### Your instructions
Transcribe all of the material exactly, except for its pictures.

### Record list
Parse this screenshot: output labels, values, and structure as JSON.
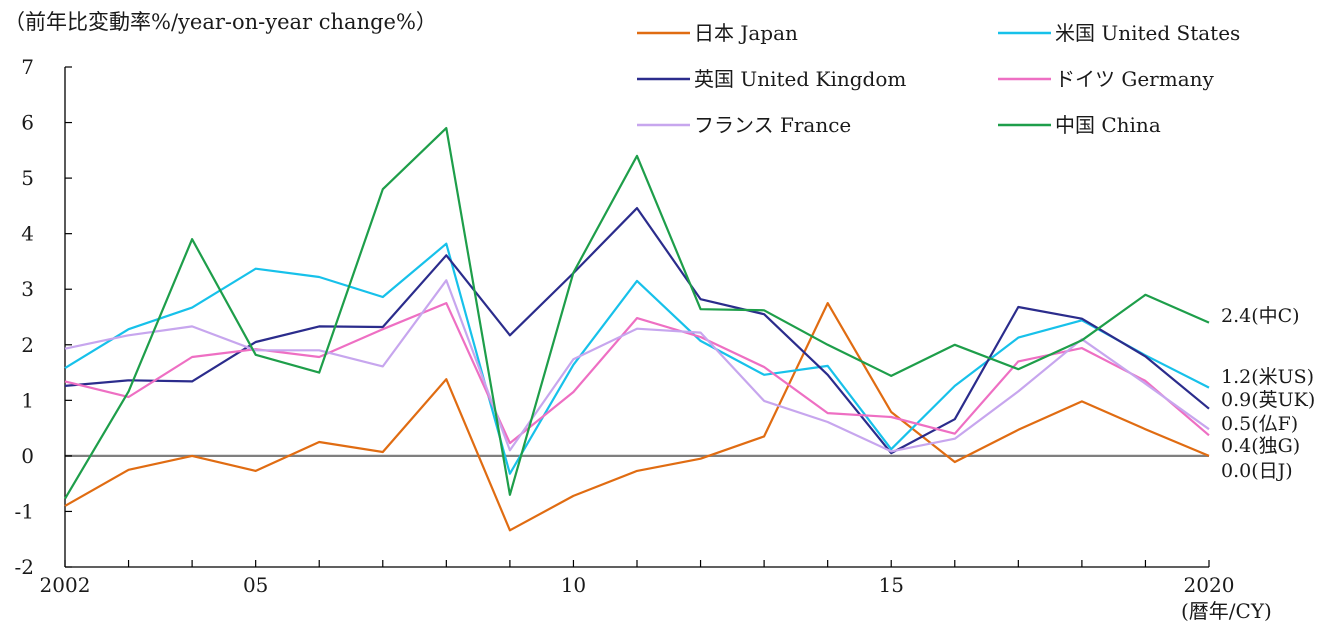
{
  "chart_data": {
    "type": "line",
    "ylabel": "（前年比変動率%/year-on-year change%）",
    "xlabel_unit": "(暦年/CY)",
    "ylim": [
      -2,
      7
    ],
    "yticks": [
      -2,
      -1,
      0,
      1,
      2,
      3,
      4,
      5,
      6,
      7
    ],
    "x": [
      2002,
      2003,
      2004,
      2005,
      2006,
      2007,
      2008,
      2009,
      2010,
      2011,
      2012,
      2013,
      2014,
      2015,
      2016,
      2017,
      2018,
      2019,
      2020
    ],
    "xticks": [
      {
        "x": 2002,
        "label": "2002"
      },
      {
        "x": 2005,
        "label": "05"
      },
      {
        "x": 2010,
        "label": "10"
      },
      {
        "x": 2015,
        "label": "15"
      },
      {
        "x": 2020,
        "label": "2020"
      }
    ],
    "zero_line": true,
    "series": [
      {
        "name": "日本 Japan",
        "color": "#e06c12",
        "end_label": "0.0(日J)",
        "values": [
          -0.9,
          -0.25,
          0.0,
          -0.27,
          0.25,
          0.07,
          1.38,
          -1.34,
          -0.72,
          -0.27,
          -0.05,
          0.35,
          2.75,
          0.79,
          -0.11,
          0.47,
          0.98,
          0.48,
          0.0
        ]
      },
      {
        "name": "米国 United States",
        "color": "#17c1ea",
        "end_label": "1.2(米US)",
        "values": [
          1.58,
          2.28,
          2.67,
          3.37,
          3.22,
          2.86,
          3.82,
          -0.32,
          1.64,
          3.15,
          2.07,
          1.46,
          1.62,
          0.12,
          1.26,
          2.13,
          2.44,
          1.81,
          1.23
        ]
      },
      {
        "name": "英国 United Kingdom",
        "color": "#2b2c8c",
        "end_label": "0.9(英UK)",
        "values": [
          1.26,
          1.36,
          1.34,
          2.05,
          2.33,
          2.32,
          3.61,
          2.17,
          3.29,
          4.46,
          2.82,
          2.55,
          1.46,
          0.05,
          0.66,
          2.68,
          2.47,
          1.79,
          0.85
        ]
      },
      {
        "name": "ドイツ Germany",
        "color": "#ee6fc3",
        "end_label": "0.4(独G)",
        "values": [
          1.34,
          1.06,
          1.78,
          1.92,
          1.78,
          2.28,
          2.75,
          0.23,
          1.15,
          2.48,
          2.14,
          1.6,
          0.77,
          0.7,
          0.4,
          1.7,
          1.94,
          1.35,
          0.37
        ]
      },
      {
        "name": "フランス France",
        "color": "#c7a6ee",
        "end_label": "0.5(仏F)",
        "values": [
          1.93,
          2.17,
          2.33,
          1.9,
          1.9,
          1.61,
          3.16,
          0.1,
          1.74,
          2.29,
          2.22,
          0.99,
          0.61,
          0.08,
          0.31,
          1.16,
          2.1,
          1.3,
          0.48
        ]
      },
      {
        "name": "中国 China",
        "color": "#1e9e4a",
        "end_label": "2.4(中C)",
        "values": [
          -0.77,
          1.16,
          3.9,
          1.82,
          1.5,
          4.8,
          5.9,
          -0.7,
          3.3,
          5.4,
          2.64,
          2.62,
          2.0,
          1.44,
          2.0,
          1.56,
          2.08,
          2.9,
          2.4
        ]
      }
    ],
    "legend_placement": "top-right"
  }
}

### Task result
Parse this screenshot: output labels, values, and structure as JSON.
{
  "chart_data": {
    "type": "line",
    "ylabel": "（前年比変動率%/year-on-year change%）",
    "xlabel_unit": "(暦年/CY)",
    "ylim": [
      -2,
      7
    ],
    "yticks": [
      -2,
      -1,
      0,
      1,
      2,
      3,
      4,
      5,
      6,
      7
    ],
    "x": [
      2002,
      2003,
      2004,
      2005,
      2006,
      2007,
      2008,
      2009,
      2010,
      2011,
      2012,
      2013,
      2014,
      2015,
      2016,
      2017,
      2018,
      2019,
      2020
    ],
    "xticks": [
      {
        "x": 2002,
        "label": "2002"
      },
      {
        "x": 2005,
        "label": "05"
      },
      {
        "x": 2010,
        "label": "10"
      },
      {
        "x": 2015,
        "label": "15"
      },
      {
        "x": 2020,
        "label": "2020"
      }
    ],
    "zero_line": true,
    "series": [
      {
        "name": "日本 Japan",
        "color": "#e06c12",
        "end_label": "0.0(日J)",
        "values": [
          -0.9,
          -0.25,
          0.0,
          -0.27,
          0.25,
          0.07,
          1.38,
          -1.34,
          -0.72,
          -0.27,
          -0.05,
          0.35,
          2.75,
          0.79,
          -0.11,
          0.47,
          0.98,
          0.48,
          0.0
        ]
      },
      {
        "name": "米国 United States",
        "color": "#17c1ea",
        "end_label": "1.2(米US)",
        "values": [
          1.58,
          2.28,
          2.67,
          3.37,
          3.22,
          2.86,
          3.82,
          -0.32,
          1.64,
          3.15,
          2.07,
          1.46,
          1.62,
          0.12,
          1.26,
          2.13,
          2.44,
          1.81,
          1.23
        ]
      },
      {
        "name": "英国 United Kingdom",
        "color": "#2b2c8c",
        "end_label": "0.9(英UK)",
        "values": [
          1.26,
          1.36,
          1.34,
          2.05,
          2.33,
          2.32,
          3.61,
          2.17,
          3.29,
          4.46,
          2.82,
          2.55,
          1.46,
          0.05,
          0.66,
          2.68,
          2.47,
          1.79,
          0.85
        ]
      },
      {
        "name": "ドイツ Germany",
        "color": "#ee6fc3",
        "end_label": "0.4(独G)",
        "values": [
          1.34,
          1.06,
          1.78,
          1.92,
          1.78,
          2.28,
          2.75,
          0.23,
          1.15,
          2.48,
          2.14,
          1.6,
          0.77,
          0.7,
          0.4,
          1.7,
          1.94,
          1.35,
          0.37
        ]
      },
      {
        "name": "フランス France",
        "color": "#c7a6ee",
        "end_label": "0.5(仏F)",
        "values": [
          1.93,
          2.17,
          2.33,
          1.9,
          1.9,
          1.61,
          3.16,
          0.1,
          1.74,
          2.29,
          2.22,
          0.99,
          0.61,
          0.08,
          0.31,
          1.16,
          2.1,
          1.3,
          0.48
        ]
      },
      {
        "name": "中国 China",
        "color": "#1e9e4a",
        "end_label": "2.4(中C)",
        "values": [
          -0.77,
          1.16,
          3.9,
          1.82,
          1.5,
          4.8,
          5.9,
          -0.7,
          3.3,
          5.4,
          2.64,
          2.62,
          2.0,
          1.44,
          2.0,
          1.56,
          2.08,
          2.9,
          2.4
        ]
      }
    ],
    "legend_placement": "top-right"
  }
}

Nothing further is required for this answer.